**Set task**
Write out every line of the material below without altering a single character, keeping each line in its original order.

## BEGIN

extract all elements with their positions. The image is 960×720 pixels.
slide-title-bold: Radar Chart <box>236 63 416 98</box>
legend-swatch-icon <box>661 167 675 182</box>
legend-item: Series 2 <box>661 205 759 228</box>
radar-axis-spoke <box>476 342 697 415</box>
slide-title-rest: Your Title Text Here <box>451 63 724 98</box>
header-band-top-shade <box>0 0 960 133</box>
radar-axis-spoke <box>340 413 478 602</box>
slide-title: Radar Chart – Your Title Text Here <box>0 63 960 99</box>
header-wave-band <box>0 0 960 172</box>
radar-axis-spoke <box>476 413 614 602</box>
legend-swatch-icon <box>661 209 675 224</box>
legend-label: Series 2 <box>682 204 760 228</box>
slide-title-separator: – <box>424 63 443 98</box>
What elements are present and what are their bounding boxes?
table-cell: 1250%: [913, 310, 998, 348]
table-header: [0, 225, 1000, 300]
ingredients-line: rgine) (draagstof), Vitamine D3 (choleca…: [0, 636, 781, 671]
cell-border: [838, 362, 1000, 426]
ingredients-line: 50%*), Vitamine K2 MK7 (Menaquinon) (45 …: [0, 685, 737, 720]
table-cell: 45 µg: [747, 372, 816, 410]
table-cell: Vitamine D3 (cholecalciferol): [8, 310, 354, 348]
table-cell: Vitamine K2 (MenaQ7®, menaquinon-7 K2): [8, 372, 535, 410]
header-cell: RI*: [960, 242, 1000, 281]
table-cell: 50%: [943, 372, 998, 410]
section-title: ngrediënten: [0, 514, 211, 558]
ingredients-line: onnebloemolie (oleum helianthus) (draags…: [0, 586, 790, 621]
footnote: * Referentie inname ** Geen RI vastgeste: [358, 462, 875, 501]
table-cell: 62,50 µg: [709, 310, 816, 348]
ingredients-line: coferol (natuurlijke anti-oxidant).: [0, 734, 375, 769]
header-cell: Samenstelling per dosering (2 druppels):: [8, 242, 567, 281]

## END

**Reply to the exercise**
extract all elements with their positions. The image is 960×720 pixels.
slide-title-bold: Radar Chart <box>236 63 416 98</box>
legend-swatch-icon <box>661 167 675 182</box>
legend-item: Series 2 <box>661 205 759 228</box>
radar-axis-spoke <box>476 342 697 415</box>
slide-title-rest: Your Title Text Here <box>451 63 724 98</box>
header-band-top-shade <box>0 0 960 133</box>
radar-axis-spoke <box>340 413 478 602</box>
slide-title: Radar Chart – Your Title Text Here <box>0 63 960 99</box>
header-wave-band <box>0 0 960 172</box>
radar-axis-spoke <box>476 413 614 602</box>
legend-swatch-icon <box>661 209 675 224</box>
legend-label: Series 2 <box>682 204 760 228</box>
slide-title-separator: – <box>424 63 443 98</box>
What elements are present and what are their bounding boxes?
table-cell: 1250%: [913, 310, 998, 348]
table-header: [0, 225, 1000, 300]
ingredients-line: rgine) (draagstof), Vitamine D3 (choleca…: [0, 636, 781, 671]
cell-border: [838, 362, 1000, 426]
ingredients-line: 50%*), Vitamine K2 MK7 (Menaquinon) (45 …: [0, 685, 737, 720]
table-cell: 45 µg: [747, 372, 816, 410]
table-cell: Vitamine D3 (cholecalciferol): [8, 310, 354, 348]
table-cell: Vitamine K2 (MenaQ7®, menaquinon-7 K2): [8, 372, 535, 410]
header-cell: RI*: [960, 242, 1000, 281]
table-cell: 50%: [943, 372, 998, 410]
section-title: ngrediënten: [0, 514, 211, 558]
ingredients-line: onnebloemolie (oleum helianthus) (draags…: [0, 586, 790, 621]
footnote: * Referentie inname ** Geen RI vastgeste: [358, 462, 875, 501]
table-cell: 62,50 µg: [709, 310, 816, 348]
ingredients-line: coferol (natuurlijke anti-oxidant).: [0, 734, 375, 769]
header-cell: Samenstelling per dosering (2 druppels):: [8, 242, 567, 281]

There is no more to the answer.